(Extracted data entries)

**********

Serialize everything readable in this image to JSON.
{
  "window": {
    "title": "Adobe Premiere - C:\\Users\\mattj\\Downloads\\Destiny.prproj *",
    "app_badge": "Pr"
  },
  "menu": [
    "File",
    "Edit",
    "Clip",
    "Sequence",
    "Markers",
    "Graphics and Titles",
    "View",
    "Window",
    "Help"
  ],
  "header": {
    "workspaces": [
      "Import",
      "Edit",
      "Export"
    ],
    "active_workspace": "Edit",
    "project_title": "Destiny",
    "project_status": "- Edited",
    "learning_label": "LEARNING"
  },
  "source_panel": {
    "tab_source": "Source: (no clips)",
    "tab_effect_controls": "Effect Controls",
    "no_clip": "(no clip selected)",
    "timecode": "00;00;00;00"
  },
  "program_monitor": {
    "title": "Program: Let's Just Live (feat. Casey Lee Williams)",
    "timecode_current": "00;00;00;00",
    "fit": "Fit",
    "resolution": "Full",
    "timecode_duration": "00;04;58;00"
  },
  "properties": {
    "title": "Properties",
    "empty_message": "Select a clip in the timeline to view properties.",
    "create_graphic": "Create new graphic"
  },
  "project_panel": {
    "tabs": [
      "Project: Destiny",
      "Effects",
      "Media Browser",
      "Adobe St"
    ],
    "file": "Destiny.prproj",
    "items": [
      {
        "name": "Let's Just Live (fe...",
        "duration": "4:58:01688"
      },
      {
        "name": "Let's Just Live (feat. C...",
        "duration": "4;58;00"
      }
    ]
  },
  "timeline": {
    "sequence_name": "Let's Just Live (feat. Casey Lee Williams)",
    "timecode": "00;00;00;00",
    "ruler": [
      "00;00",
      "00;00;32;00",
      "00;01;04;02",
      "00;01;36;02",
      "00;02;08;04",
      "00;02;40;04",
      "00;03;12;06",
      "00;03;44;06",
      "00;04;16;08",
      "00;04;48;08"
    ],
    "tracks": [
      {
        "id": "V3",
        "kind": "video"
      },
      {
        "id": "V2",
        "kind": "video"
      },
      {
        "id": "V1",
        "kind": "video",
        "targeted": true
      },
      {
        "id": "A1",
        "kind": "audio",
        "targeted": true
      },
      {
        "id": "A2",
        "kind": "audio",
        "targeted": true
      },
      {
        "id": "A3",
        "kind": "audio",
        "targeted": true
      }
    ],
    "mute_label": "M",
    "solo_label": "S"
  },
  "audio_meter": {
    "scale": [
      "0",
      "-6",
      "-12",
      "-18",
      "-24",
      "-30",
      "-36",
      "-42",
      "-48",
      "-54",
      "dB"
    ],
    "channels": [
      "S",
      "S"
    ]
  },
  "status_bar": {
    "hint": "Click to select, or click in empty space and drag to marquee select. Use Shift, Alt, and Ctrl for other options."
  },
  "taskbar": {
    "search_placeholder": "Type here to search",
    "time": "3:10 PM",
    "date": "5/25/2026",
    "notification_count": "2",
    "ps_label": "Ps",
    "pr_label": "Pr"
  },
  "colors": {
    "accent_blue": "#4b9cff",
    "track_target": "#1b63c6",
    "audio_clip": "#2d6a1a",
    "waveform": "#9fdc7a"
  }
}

**********

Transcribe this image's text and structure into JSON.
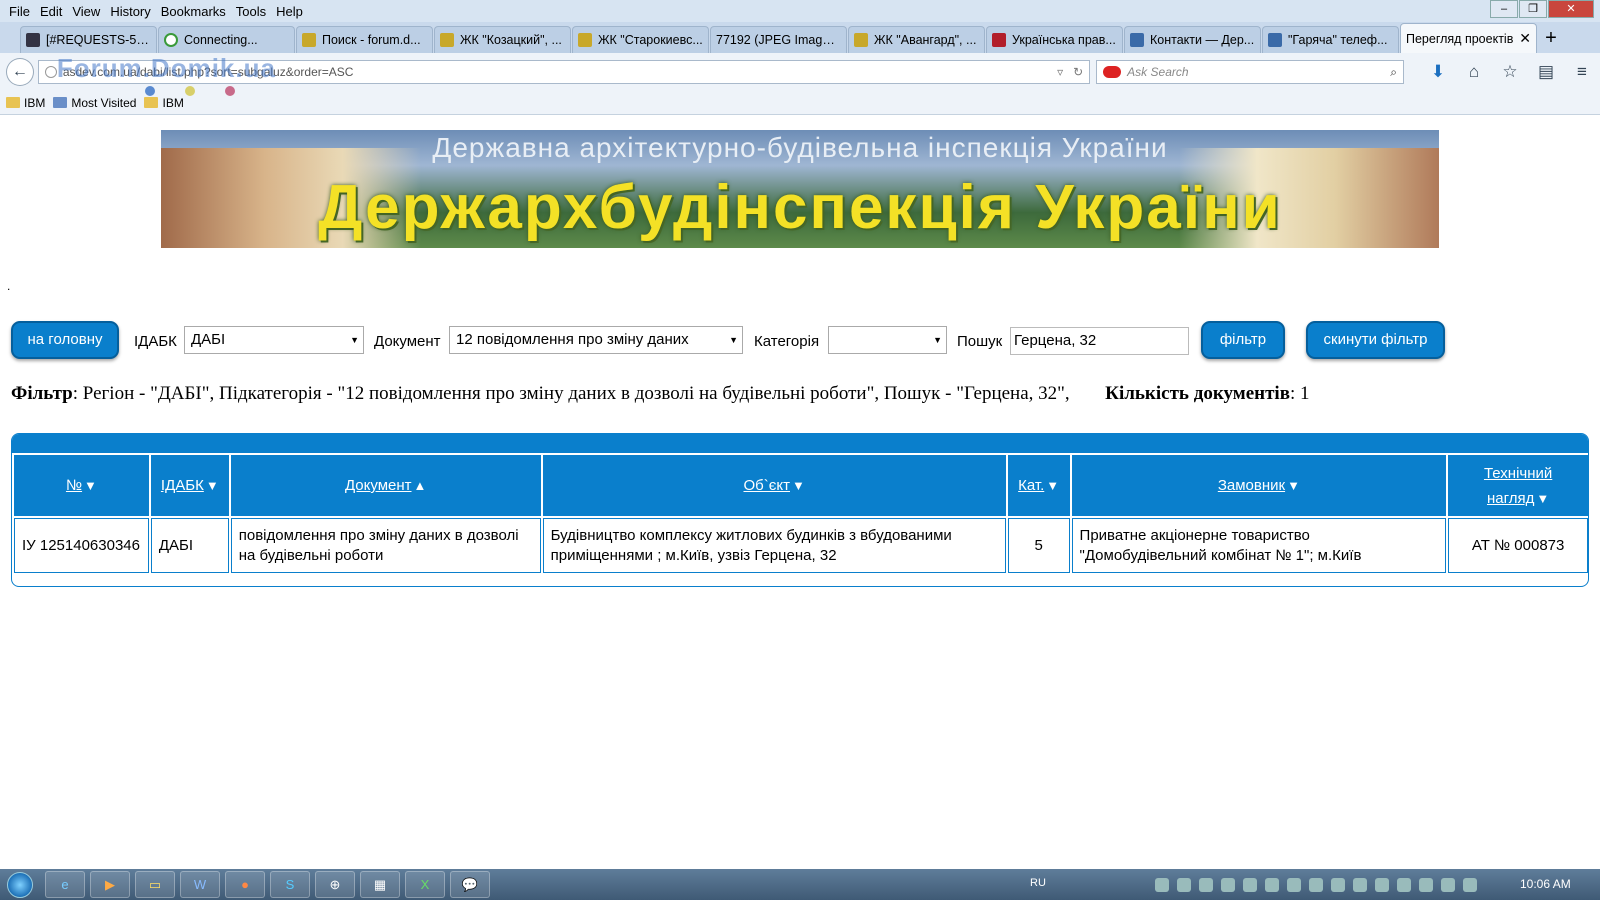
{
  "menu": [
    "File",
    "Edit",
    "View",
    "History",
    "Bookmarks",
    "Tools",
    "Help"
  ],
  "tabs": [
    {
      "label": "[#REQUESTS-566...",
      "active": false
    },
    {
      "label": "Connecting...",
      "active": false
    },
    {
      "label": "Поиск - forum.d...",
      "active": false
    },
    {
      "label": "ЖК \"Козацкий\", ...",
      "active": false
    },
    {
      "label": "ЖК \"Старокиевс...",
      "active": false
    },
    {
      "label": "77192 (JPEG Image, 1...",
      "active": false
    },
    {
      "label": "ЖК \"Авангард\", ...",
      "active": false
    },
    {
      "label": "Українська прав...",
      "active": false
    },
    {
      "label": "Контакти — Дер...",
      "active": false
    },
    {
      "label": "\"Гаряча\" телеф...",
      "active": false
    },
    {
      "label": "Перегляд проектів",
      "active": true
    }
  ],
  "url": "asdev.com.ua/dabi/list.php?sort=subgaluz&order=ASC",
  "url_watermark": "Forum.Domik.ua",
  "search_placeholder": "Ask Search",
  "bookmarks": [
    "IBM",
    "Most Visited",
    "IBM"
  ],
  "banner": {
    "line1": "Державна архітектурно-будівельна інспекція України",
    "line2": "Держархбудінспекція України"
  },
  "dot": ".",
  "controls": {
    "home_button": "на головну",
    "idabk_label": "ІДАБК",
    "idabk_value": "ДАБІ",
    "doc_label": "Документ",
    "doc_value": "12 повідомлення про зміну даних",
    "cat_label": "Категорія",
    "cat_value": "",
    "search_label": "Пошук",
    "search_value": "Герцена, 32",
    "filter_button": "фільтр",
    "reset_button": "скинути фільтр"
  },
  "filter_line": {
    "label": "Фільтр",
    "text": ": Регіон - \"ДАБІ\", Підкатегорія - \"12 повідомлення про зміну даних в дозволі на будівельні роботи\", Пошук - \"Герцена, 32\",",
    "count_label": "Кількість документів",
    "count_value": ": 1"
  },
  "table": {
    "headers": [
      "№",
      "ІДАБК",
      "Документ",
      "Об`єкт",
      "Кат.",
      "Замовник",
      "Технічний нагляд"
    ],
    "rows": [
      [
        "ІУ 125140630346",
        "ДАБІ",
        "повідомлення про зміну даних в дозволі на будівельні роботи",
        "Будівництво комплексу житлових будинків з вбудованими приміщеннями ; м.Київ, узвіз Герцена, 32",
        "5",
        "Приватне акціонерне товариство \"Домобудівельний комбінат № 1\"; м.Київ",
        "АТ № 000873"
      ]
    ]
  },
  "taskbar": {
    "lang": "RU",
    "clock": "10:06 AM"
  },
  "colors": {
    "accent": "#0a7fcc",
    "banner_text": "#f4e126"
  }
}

**********

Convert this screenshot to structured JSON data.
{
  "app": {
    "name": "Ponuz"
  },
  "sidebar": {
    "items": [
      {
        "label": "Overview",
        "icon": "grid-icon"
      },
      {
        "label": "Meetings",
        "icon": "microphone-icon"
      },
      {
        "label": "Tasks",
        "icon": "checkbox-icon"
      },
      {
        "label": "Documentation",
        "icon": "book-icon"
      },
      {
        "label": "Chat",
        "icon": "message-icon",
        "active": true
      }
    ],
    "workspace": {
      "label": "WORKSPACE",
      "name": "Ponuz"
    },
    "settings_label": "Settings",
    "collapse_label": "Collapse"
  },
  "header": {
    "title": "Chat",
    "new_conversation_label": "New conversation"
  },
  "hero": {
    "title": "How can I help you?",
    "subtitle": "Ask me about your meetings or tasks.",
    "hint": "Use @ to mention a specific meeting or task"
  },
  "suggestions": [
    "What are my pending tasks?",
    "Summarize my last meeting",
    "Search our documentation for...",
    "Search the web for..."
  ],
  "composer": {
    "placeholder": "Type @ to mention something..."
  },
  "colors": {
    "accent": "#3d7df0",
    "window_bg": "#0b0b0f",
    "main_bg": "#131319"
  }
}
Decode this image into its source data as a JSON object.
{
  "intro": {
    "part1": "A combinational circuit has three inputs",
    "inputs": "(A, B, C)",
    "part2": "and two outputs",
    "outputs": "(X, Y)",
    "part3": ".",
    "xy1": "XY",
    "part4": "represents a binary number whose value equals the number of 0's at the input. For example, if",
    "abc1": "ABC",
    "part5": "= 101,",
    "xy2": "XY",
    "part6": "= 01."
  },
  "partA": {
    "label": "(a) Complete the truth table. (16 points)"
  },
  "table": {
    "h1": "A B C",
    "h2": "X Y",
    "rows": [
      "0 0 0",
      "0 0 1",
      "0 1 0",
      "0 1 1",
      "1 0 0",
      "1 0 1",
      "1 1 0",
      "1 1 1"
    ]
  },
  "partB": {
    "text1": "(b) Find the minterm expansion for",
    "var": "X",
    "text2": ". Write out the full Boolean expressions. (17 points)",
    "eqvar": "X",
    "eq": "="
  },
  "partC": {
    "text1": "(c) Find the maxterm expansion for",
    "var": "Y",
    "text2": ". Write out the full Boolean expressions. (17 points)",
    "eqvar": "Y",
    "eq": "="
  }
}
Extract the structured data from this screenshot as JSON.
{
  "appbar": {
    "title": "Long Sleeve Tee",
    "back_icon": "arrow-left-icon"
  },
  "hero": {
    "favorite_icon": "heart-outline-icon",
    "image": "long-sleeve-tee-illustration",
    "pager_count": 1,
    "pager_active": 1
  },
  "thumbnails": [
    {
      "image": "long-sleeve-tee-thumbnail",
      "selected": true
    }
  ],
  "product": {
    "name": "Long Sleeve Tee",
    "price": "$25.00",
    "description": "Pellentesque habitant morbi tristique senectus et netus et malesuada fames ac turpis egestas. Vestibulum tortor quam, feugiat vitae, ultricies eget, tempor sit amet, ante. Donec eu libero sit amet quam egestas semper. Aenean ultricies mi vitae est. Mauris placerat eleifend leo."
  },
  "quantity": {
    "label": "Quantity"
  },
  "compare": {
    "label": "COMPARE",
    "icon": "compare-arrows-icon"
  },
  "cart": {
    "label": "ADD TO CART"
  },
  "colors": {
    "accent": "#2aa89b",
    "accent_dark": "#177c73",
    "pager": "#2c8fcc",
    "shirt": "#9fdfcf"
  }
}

**********

▶ _Do this_: Copy whichever lines in the listing above contain the word "будівельні".

▶ _Solution below_:
    "text": ": Регіон - \"ДАБІ\", Підкатегорія - \"12 повідомлення про зміну даних в дозволі на будівельні роботи\", Пошук - \"Герцена, 32\",",
        "повідомлення про зміну даних в дозволі на будівельні роботи",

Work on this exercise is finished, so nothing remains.